• **PROBLEM TO SOLVE**
Of all the lines in these entries, how many contain the string "compliance"? Give only that count.

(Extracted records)

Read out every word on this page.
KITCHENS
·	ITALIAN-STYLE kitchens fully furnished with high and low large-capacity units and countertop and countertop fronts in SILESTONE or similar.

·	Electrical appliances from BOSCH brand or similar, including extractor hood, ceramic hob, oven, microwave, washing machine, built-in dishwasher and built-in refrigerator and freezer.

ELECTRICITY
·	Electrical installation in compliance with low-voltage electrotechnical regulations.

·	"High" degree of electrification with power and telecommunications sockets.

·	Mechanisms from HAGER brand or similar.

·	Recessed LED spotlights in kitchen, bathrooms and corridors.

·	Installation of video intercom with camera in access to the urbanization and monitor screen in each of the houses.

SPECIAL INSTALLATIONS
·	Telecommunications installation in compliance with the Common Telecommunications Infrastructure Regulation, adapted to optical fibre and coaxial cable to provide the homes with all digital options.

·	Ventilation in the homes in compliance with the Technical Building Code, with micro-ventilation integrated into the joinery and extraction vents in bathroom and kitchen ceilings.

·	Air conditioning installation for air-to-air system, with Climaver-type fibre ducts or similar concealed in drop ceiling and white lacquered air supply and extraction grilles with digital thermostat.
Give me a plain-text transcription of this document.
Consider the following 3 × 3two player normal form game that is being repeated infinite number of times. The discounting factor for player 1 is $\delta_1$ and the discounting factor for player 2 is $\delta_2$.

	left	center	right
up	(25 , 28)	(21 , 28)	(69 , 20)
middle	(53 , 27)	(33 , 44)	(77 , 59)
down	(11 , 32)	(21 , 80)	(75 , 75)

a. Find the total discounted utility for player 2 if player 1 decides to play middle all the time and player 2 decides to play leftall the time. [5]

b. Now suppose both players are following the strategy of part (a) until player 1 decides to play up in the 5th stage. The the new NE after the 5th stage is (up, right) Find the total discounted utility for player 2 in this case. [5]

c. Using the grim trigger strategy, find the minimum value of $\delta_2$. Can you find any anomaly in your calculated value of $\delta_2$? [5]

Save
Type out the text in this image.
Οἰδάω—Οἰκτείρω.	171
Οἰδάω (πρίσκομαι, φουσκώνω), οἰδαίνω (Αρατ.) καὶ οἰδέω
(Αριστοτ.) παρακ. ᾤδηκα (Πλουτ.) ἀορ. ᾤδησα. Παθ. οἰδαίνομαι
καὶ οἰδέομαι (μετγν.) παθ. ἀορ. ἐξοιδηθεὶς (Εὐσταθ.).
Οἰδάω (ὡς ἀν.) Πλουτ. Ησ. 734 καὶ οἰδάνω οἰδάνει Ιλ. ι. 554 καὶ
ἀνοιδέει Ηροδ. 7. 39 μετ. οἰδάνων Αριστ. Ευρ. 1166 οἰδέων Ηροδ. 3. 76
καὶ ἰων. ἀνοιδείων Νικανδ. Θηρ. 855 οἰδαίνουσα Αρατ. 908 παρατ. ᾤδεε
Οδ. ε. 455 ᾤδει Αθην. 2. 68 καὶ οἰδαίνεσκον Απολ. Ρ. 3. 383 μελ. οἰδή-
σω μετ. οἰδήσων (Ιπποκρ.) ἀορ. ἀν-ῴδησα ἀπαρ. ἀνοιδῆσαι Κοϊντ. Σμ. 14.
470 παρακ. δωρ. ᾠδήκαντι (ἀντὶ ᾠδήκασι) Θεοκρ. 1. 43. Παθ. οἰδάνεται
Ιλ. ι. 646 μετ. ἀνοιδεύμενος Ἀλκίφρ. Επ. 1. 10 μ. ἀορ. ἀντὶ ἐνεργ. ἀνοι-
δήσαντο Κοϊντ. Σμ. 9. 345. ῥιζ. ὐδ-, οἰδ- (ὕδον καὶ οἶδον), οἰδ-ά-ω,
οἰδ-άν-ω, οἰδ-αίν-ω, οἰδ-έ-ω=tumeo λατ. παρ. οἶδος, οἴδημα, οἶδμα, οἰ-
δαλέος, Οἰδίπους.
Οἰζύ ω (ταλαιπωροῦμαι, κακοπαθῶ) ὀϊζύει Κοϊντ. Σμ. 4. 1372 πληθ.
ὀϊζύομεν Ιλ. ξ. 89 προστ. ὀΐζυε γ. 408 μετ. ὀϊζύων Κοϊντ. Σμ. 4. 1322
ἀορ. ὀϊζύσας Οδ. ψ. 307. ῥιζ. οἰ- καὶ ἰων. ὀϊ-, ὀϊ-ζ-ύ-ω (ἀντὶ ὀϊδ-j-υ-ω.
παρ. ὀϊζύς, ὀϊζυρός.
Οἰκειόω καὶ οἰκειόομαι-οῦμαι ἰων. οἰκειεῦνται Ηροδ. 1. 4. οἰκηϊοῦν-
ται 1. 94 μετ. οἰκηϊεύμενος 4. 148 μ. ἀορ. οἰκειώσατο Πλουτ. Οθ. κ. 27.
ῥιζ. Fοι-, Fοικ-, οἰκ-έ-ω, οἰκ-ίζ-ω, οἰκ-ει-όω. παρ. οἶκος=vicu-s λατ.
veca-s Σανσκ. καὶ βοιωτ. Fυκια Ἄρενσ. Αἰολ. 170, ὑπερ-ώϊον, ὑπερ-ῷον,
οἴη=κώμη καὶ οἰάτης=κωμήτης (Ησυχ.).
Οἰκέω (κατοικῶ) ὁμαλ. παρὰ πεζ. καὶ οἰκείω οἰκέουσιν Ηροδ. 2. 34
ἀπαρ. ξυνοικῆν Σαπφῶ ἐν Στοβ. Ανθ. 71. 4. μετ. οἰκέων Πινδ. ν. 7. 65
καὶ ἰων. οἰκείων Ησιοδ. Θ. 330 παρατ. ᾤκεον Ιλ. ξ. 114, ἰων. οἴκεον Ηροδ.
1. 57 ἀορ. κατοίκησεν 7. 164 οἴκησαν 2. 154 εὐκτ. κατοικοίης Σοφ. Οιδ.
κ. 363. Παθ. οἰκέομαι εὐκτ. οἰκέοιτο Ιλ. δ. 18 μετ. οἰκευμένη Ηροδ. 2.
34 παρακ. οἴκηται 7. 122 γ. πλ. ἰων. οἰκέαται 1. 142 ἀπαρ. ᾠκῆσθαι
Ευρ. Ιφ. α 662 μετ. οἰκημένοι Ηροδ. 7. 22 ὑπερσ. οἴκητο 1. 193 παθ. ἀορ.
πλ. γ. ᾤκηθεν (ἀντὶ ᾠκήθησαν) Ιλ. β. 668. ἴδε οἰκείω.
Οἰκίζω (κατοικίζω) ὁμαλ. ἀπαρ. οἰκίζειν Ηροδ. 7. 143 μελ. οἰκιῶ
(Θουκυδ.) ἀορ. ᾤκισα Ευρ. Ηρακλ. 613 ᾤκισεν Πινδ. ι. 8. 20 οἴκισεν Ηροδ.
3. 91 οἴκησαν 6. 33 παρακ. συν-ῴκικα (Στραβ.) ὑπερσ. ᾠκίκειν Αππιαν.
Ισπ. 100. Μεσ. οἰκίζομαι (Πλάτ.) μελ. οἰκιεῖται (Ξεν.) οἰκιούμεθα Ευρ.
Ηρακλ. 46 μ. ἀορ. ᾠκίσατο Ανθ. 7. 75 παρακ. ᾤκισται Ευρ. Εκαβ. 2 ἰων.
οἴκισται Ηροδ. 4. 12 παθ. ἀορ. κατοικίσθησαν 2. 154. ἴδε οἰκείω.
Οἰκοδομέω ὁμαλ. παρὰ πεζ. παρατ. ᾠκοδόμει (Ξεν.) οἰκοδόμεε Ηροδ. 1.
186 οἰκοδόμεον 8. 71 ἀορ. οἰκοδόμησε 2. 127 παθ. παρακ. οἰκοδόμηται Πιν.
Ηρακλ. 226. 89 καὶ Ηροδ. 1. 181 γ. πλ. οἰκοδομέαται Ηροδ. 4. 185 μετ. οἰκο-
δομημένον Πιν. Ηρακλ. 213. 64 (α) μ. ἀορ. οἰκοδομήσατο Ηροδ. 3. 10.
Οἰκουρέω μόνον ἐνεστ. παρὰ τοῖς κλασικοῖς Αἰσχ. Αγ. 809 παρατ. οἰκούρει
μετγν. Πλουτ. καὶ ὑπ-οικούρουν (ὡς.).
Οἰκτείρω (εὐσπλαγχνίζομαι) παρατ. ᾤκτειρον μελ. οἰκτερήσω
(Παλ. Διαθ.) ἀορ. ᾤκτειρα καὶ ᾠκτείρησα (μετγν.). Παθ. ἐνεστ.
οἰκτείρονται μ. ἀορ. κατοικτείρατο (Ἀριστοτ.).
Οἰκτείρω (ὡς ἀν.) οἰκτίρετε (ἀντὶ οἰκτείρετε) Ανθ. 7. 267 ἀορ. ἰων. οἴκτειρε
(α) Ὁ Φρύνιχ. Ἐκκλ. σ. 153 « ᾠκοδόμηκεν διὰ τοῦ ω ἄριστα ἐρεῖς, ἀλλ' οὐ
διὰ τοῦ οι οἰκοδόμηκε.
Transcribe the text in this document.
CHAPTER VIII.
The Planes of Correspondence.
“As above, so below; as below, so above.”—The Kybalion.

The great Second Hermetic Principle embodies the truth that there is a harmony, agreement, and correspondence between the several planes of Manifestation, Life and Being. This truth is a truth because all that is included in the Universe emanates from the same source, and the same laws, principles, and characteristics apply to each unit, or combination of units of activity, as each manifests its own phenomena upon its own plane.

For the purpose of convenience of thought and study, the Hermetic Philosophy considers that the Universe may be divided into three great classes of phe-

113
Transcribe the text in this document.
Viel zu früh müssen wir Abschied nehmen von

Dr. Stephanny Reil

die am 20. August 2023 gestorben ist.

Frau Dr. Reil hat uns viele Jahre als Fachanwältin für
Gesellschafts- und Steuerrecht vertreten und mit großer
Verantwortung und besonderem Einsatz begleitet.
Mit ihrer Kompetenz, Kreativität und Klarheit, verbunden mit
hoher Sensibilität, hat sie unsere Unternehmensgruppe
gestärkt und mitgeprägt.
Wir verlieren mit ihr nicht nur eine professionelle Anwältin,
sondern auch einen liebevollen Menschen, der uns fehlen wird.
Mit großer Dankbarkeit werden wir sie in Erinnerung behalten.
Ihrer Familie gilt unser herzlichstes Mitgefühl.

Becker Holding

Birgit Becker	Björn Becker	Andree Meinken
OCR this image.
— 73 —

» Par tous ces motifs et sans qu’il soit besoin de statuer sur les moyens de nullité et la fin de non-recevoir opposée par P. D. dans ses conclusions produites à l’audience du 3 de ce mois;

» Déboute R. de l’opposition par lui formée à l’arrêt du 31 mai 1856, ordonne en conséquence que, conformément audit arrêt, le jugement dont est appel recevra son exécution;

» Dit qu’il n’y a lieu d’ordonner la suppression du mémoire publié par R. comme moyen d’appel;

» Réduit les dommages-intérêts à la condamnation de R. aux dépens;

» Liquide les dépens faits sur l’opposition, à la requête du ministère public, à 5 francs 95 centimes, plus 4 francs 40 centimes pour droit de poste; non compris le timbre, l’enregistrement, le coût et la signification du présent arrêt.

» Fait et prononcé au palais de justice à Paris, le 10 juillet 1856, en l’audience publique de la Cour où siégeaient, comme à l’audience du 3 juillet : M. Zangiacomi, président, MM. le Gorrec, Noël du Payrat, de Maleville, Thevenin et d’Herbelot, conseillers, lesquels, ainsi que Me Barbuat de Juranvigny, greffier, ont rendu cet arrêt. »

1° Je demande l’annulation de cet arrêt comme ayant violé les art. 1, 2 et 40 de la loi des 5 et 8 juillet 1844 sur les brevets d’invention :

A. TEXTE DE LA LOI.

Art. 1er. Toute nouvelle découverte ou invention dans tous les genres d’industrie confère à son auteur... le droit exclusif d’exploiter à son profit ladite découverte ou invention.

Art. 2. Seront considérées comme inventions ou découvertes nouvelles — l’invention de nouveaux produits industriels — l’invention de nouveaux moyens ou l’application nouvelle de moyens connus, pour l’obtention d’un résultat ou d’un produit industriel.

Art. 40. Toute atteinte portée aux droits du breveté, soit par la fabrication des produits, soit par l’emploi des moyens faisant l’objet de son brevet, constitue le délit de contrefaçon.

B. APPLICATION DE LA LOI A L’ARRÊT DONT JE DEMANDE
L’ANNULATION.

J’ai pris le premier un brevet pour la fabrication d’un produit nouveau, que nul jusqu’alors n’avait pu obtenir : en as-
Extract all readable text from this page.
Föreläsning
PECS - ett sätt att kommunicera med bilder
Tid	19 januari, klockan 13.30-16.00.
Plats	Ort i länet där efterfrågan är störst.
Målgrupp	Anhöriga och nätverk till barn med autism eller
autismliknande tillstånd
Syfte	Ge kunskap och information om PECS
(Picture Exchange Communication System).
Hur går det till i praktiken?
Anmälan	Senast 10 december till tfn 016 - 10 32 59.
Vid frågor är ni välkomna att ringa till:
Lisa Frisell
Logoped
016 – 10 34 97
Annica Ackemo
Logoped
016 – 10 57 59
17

• **RESPONSE**
3